-- Begin Material for the task --

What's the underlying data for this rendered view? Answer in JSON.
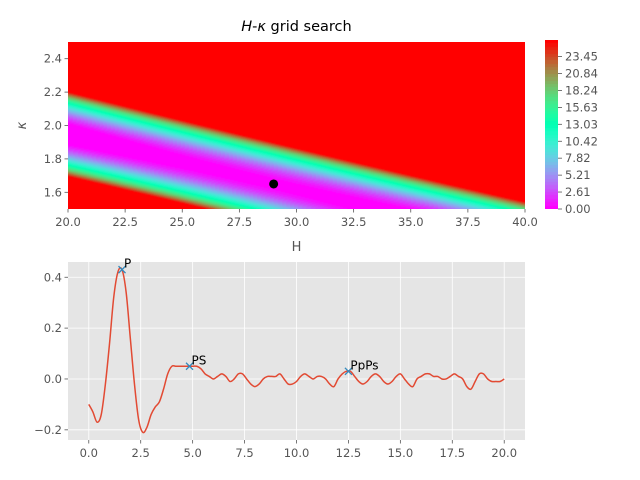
{
  "chart_data": [
    {
      "type": "heatmap",
      "title_prefix": "H",
      "title_kappa": "κ",
      "title_suffix": " grid search",
      "xlabel": "H",
      "ylabel": "κ",
      "xlim": [
        20.0,
        40.0
      ],
      "ylim": [
        1.5,
        2.5
      ],
      "xticks": [
        20.0,
        22.5,
        25.0,
        27.5,
        30.0,
        32.5,
        35.0,
        37.5,
        40.0
      ],
      "xtick_labels": [
        "20.0",
        "22.5",
        "25.0",
        "27.5",
        "30.0",
        "32.5",
        "35.0",
        "37.5",
        "40.0"
      ],
      "yticks": [
        1.6,
        1.8,
        2.0,
        2.2,
        2.4
      ],
      "ytick_labels": [
        "1.6",
        "1.8",
        "2.0",
        "2.2",
        "2.4"
      ],
      "colormap": "rainbow",
      "colorbar_range": [
        0.0,
        26.0
      ],
      "colorbar_ticks": [
        0.0,
        2.61,
        5.21,
        7.82,
        10.42,
        13.03,
        15.63,
        18.24,
        20.84,
        23.45
      ],
      "colorbar_tick_labels": [
        "0.00",
        "2.61",
        "5.21",
        "7.82",
        "10.42",
        "13.03",
        "15.63",
        "18.24",
        "20.84",
        "23.45"
      ],
      "best_fit": {
        "H": 29.0,
        "kappa": 1.65
      },
      "colors": {
        "marker": "#000000"
      }
    },
    {
      "type": "line",
      "xlim": [
        -1.0,
        21.0
      ],
      "ylim": [
        -0.24,
        0.46
      ],
      "xticks": [
        0.0,
        2.5,
        5.0,
        7.5,
        10.0,
        12.5,
        15.0,
        17.5,
        20.0
      ],
      "xtick_labels": [
        "0.0",
        "2.5",
        "5.0",
        "7.5",
        "10.0",
        "12.5",
        "15.0",
        "17.5",
        "20.0"
      ],
      "yticks": [
        -0.2,
        0.0,
        0.2,
        0.4
      ],
      "ytick_labels": [
        "−0.2",
        "0.0",
        "0.2",
        "0.4"
      ],
      "series": [
        {
          "x": [
            0.0,
            0.2,
            0.4,
            0.6,
            0.8,
            1.0,
            1.2,
            1.4,
            1.6,
            1.8,
            2.0,
            2.2,
            2.4,
            2.6,
            2.8,
            3.0,
            3.2,
            3.4,
            3.6,
            3.8,
            4.0,
            4.2,
            4.4,
            4.6,
            4.8,
            5.0,
            5.2,
            5.4,
            5.6,
            5.8,
            6.0,
            6.2,
            6.4,
            6.6,
            6.8,
            7.0,
            7.2,
            7.4,
            7.6,
            7.8,
            8.0,
            8.2,
            8.4,
            8.6,
            8.8,
            9.0,
            9.2,
            9.4,
            9.6,
            9.8,
            10.0,
            10.2,
            10.4,
            10.6,
            10.8,
            11.0,
            11.2,
            11.4,
            11.6,
            11.8,
            12.0,
            12.2,
            12.4,
            12.6,
            12.8,
            13.0,
            13.2,
            13.4,
            13.6,
            13.8,
            14.0,
            14.2,
            14.4,
            14.6,
            14.8,
            15.0,
            15.2,
            15.4,
            15.6,
            15.8,
            16.0,
            16.2,
            16.4,
            16.6,
            16.8,
            17.0,
            17.2,
            17.4,
            17.6,
            17.8,
            18.0,
            18.2,
            18.4,
            18.6,
            18.8,
            19.0,
            19.2,
            19.4,
            19.6,
            19.8,
            20.0
          ],
          "y": [
            -0.1,
            -0.13,
            -0.17,
            -0.14,
            -0.02,
            0.14,
            0.32,
            0.42,
            0.43,
            0.34,
            0.16,
            -0.02,
            -0.16,
            -0.21,
            -0.19,
            -0.14,
            -0.11,
            -0.09,
            -0.04,
            0.02,
            0.05,
            0.05,
            0.05,
            0.05,
            0.05,
            0.05,
            0.05,
            0.04,
            0.02,
            0.01,
            0.0,
            0.01,
            0.02,
            0.01,
            -0.01,
            0.0,
            0.02,
            0.02,
            0.0,
            -0.02,
            -0.03,
            -0.02,
            0.0,
            0.01,
            0.01,
            0.01,
            0.02,
            0.0,
            -0.02,
            -0.02,
            -0.01,
            0.01,
            0.02,
            0.01,
            0.0,
            0.01,
            0.01,
            0.0,
            -0.02,
            -0.03,
            0.0,
            0.02,
            0.03,
            0.03,
            0.01,
            -0.01,
            -0.02,
            -0.01,
            0.01,
            0.02,
            0.01,
            -0.01,
            -0.02,
            -0.01,
            0.01,
            0.02,
            0.0,
            -0.02,
            -0.03,
            0.0,
            0.01,
            0.02,
            0.02,
            0.01,
            0.01,
            0.0,
            0.0,
            0.01,
            0.02,
            0.01,
            0.0,
            -0.03,
            -0.04,
            -0.01,
            0.02,
            0.02,
            0.0,
            -0.01,
            -0.01,
            -0.01,
            0.0
          ]
        }
      ],
      "annotations": [
        {
          "label": "P",
          "x": 1.6,
          "y": 0.43
        },
        {
          "label": "PS",
          "x": 4.85,
          "y": 0.05
        },
        {
          "label": "PpPs",
          "x": 12.5,
          "y": 0.03
        }
      ],
      "colors": {
        "line": "#e24a33",
        "marker": "#348abd"
      }
    }
  ],
  "colors": {
    "axes_bg": "#e5e5e5",
    "grid": "#ffffff",
    "text": "#555555"
  }
}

-- End Material for the task --

> _What you should do_: Exclude the pictures and transcribe all of the entries exactly.

> _Result of the task_:
What's the underlying data for this rendered view? Answer in JSON.
{
  "chart_data": [
    {
      "type": "heatmap",
      "title_prefix": "H",
      "title_kappa": "κ",
      "title_suffix": " grid search",
      "xlabel": "H",
      "ylabel": "κ",
      "xlim": [
        20.0,
        40.0
      ],
      "ylim": [
        1.5,
        2.5
      ],
      "xticks": [
        20.0,
        22.5,
        25.0,
        27.5,
        30.0,
        32.5,
        35.0,
        37.5,
        40.0
      ],
      "xtick_labels": [
        "20.0",
        "22.5",
        "25.0",
        "27.5",
        "30.0",
        "32.5",
        "35.0",
        "37.5",
        "40.0"
      ],
      "yticks": [
        1.6,
        1.8,
        2.0,
        2.2,
        2.4
      ],
      "ytick_labels": [
        "1.6",
        "1.8",
        "2.0",
        "2.2",
        "2.4"
      ],
      "colormap": "rainbow",
      "colorbar_range": [
        0.0,
        26.0
      ],
      "colorbar_ticks": [
        0.0,
        2.61,
        5.21,
        7.82,
        10.42,
        13.03,
        15.63,
        18.24,
        20.84,
        23.45
      ],
      "colorbar_tick_labels": [
        "0.00",
        "2.61",
        "5.21",
        "7.82",
        "10.42",
        "13.03",
        "15.63",
        "18.24",
        "20.84",
        "23.45"
      ],
      "best_fit": {
        "H": 29.0,
        "kappa": 1.65
      },
      "colors": {
        "marker": "#000000"
      }
    },
    {
      "type": "line",
      "xlim": [
        -1.0,
        21.0
      ],
      "ylim": [
        -0.24,
        0.46
      ],
      "xticks": [
        0.0,
        2.5,
        5.0,
        7.5,
        10.0,
        12.5,
        15.0,
        17.5,
        20.0
      ],
      "xtick_labels": [
        "0.0",
        "2.5",
        "5.0",
        "7.5",
        "10.0",
        "12.5",
        "15.0",
        "17.5",
        "20.0"
      ],
      "yticks": [
        -0.2,
        0.0,
        0.2,
        0.4
      ],
      "ytick_labels": [
        "−0.2",
        "0.0",
        "0.2",
        "0.4"
      ],
      "series": [
        {
          "x": [
            0.0,
            0.2,
            0.4,
            0.6,
            0.8,
            1.0,
            1.2,
            1.4,
            1.6,
            1.8,
            2.0,
            2.2,
            2.4,
            2.6,
            2.8,
            3.0,
            3.2,
            3.4,
            3.6,
            3.8,
            4.0,
            4.2,
            4.4,
            4.6,
            4.8,
            5.0,
            5.2,
            5.4,
            5.6,
            5.8,
            6.0,
            6.2,
            6.4,
            6.6,
            6.8,
            7.0,
            7.2,
            7.4,
            7.6,
            7.8,
            8.0,
            8.2,
            8.4,
            8.6,
            8.8,
            9.0,
            9.2,
            9.4,
            9.6,
            9.8,
            10.0,
            10.2,
            10.4,
            10.6,
            10.8,
            11.0,
            11.2,
            11.4,
            11.6,
            11.8,
            12.0,
            12.2,
            12.4,
            12.6,
            12.8,
            13.0,
            13.2,
            13.4,
            13.6,
            13.8,
            14.0,
            14.2,
            14.4,
            14.6,
            14.8,
            15.0,
            15.2,
            15.4,
            15.6,
            15.8,
            16.0,
            16.2,
            16.4,
            16.6,
            16.8,
            17.0,
            17.2,
            17.4,
            17.6,
            17.8,
            18.0,
            18.2,
            18.4,
            18.6,
            18.8,
            19.0,
            19.2,
            19.4,
            19.6,
            19.8,
            20.0
          ],
          "y": [
            -0.1,
            -0.13,
            -0.17,
            -0.14,
            -0.02,
            0.14,
            0.32,
            0.42,
            0.43,
            0.34,
            0.16,
            -0.02,
            -0.16,
            -0.21,
            -0.19,
            -0.14,
            -0.11,
            -0.09,
            -0.04,
            0.02,
            0.05,
            0.05,
            0.05,
            0.05,
            0.05,
            0.05,
            0.05,
            0.04,
            0.02,
            0.01,
            0.0,
            0.01,
            0.02,
            0.01,
            -0.01,
            0.0,
            0.02,
            0.02,
            0.0,
            -0.02,
            -0.03,
            -0.02,
            0.0,
            0.01,
            0.01,
            0.01,
            0.02,
            0.0,
            -0.02,
            -0.02,
            -0.01,
            0.01,
            0.02,
            0.01,
            0.0,
            0.01,
            0.01,
            0.0,
            -0.02,
            -0.03,
            0.0,
            0.02,
            0.03,
            0.03,
            0.01,
            -0.01,
            -0.02,
            -0.01,
            0.01,
            0.02,
            0.01,
            -0.01,
            -0.02,
            -0.01,
            0.01,
            0.02,
            0.0,
            -0.02,
            -0.03,
            0.0,
            0.01,
            0.02,
            0.02,
            0.01,
            0.01,
            0.0,
            0.0,
            0.01,
            0.02,
            0.01,
            0.0,
            -0.03,
            -0.04,
            -0.01,
            0.02,
            0.02,
            0.0,
            -0.01,
            -0.01,
            -0.01,
            0.0
          ]
        }
      ],
      "annotations": [
        {
          "label": "P",
          "x": 1.6,
          "y": 0.43
        },
        {
          "label": "PS",
          "x": 4.85,
          "y": 0.05
        },
        {
          "label": "PpPs",
          "x": 12.5,
          "y": 0.03
        }
      ],
      "colors": {
        "line": "#e24a33",
        "marker": "#348abd"
      }
    }
  ],
  "colors": {
    "axes_bg": "#e5e5e5",
    "grid": "#ffffff",
    "text": "#555555"
  }
}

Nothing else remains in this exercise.